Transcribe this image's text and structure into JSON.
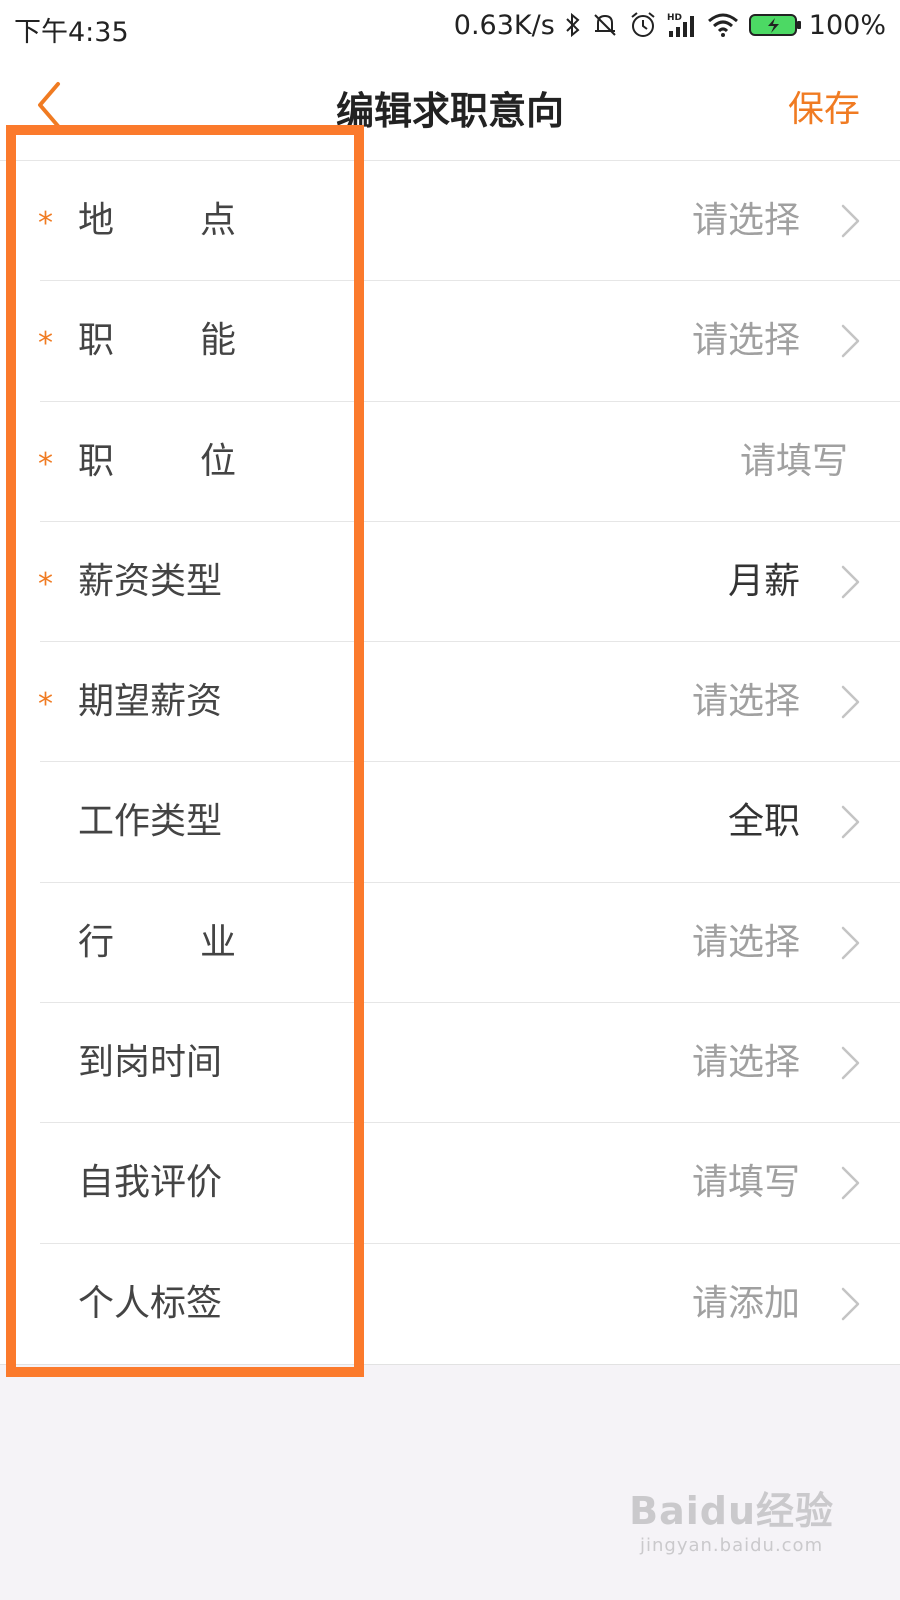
{
  "status_bar": {
    "time": "下午4:35",
    "speed": "0.63K/s",
    "signal_badge": "HD",
    "battery": "100%",
    "icons": [
      "bluetooth-icon",
      "mute-bell-icon",
      "alarm-icon",
      "signal-icon",
      "wifi-icon",
      "battery-icon"
    ]
  },
  "header": {
    "title": "编辑求职意向",
    "save": "保存",
    "back_icon": "chevron-left-icon"
  },
  "accent_color": "#f07b22",
  "highlight_color": "#fb7a2c",
  "required_mark": "*",
  "form": [
    {
      "label_chars": [
        "地",
        "点"
      ],
      "value": "请选择",
      "required": true,
      "chevron": true,
      "filled": false
    },
    {
      "label_chars": [
        "职",
        "能"
      ],
      "value": "请选择",
      "required": true,
      "chevron": true,
      "filled": false
    },
    {
      "label_chars": [
        "职",
        "位"
      ],
      "value": "请填写",
      "required": true,
      "chevron": false,
      "filled": false
    },
    {
      "label": "薪资类型",
      "value": "月薪",
      "required": true,
      "chevron": true,
      "filled": true
    },
    {
      "label": "期望薪资",
      "value": "请选择",
      "required": true,
      "chevron": true,
      "filled": false
    },
    {
      "label": "工作类型",
      "value": "全职",
      "required": false,
      "chevron": true,
      "filled": true
    },
    {
      "label_chars": [
        "行",
        "业"
      ],
      "value": "请选择",
      "required": false,
      "chevron": true,
      "filled": false
    },
    {
      "label": "到岗时间",
      "value": "请选择",
      "required": false,
      "chevron": true,
      "filled": false
    },
    {
      "label": "自我评价",
      "value": "请填写",
      "required": false,
      "chevron": true,
      "filled": false
    },
    {
      "label": "个人标签",
      "value": "请添加",
      "required": false,
      "chevron": true,
      "filled": false
    }
  ],
  "watermark": {
    "logo": "Baidu经验",
    "url": "jingyan.baidu.com"
  }
}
● ● ● ● ● ● ●
» WHAT THE EXERCISE ASKS: Retype all the records shown above, character for character. Omit every picture.

» FULL OUTPUT:
Transcribe this image's text and structure into JSON.
{
  "status_bar": {
    "time": "下午4:35",
    "speed": "0.63K/s",
    "signal_badge": "HD",
    "battery": "100%",
    "icons": [
      "bluetooth-icon",
      "mute-bell-icon",
      "alarm-icon",
      "signal-icon",
      "wifi-icon",
      "battery-icon"
    ]
  },
  "header": {
    "title": "编辑求职意向",
    "save": "保存",
    "back_icon": "chevron-left-icon"
  },
  "accent_color": "#f07b22",
  "highlight_color": "#fb7a2c",
  "required_mark": "*",
  "form": [
    {
      "label_chars": [
        "地",
        "点"
      ],
      "value": "请选择",
      "required": true,
      "chevron": true,
      "filled": false
    },
    {
      "label_chars": [
        "职",
        "能"
      ],
      "value": "请选择",
      "required": true,
      "chevron": true,
      "filled": false
    },
    {
      "label_chars": [
        "职",
        "位"
      ],
      "value": "请填写",
      "required": true,
      "chevron": false,
      "filled": false
    },
    {
      "label": "薪资类型",
      "value": "月薪",
      "required": true,
      "chevron": true,
      "filled": true
    },
    {
      "label": "期望薪资",
      "value": "请选择",
      "required": true,
      "chevron": true,
      "filled": false
    },
    {
      "label": "工作类型",
      "value": "全职",
      "required": false,
      "chevron": true,
      "filled": true
    },
    {
      "label_chars": [
        "行",
        "业"
      ],
      "value": "请选择",
      "required": false,
      "chevron": true,
      "filled": false
    },
    {
      "label": "到岗时间",
      "value": "请选择",
      "required": false,
      "chevron": true,
      "filled": false
    },
    {
      "label": "自我评价",
      "value": "请填写",
      "required": false,
      "chevron": true,
      "filled": false
    },
    {
      "label": "个人标签",
      "value": "请添加",
      "required": false,
      "chevron": true,
      "filled": false
    }
  ],
  "watermark": {
    "logo": "Baidu经验",
    "url": "jingyan.baidu.com"
  }
}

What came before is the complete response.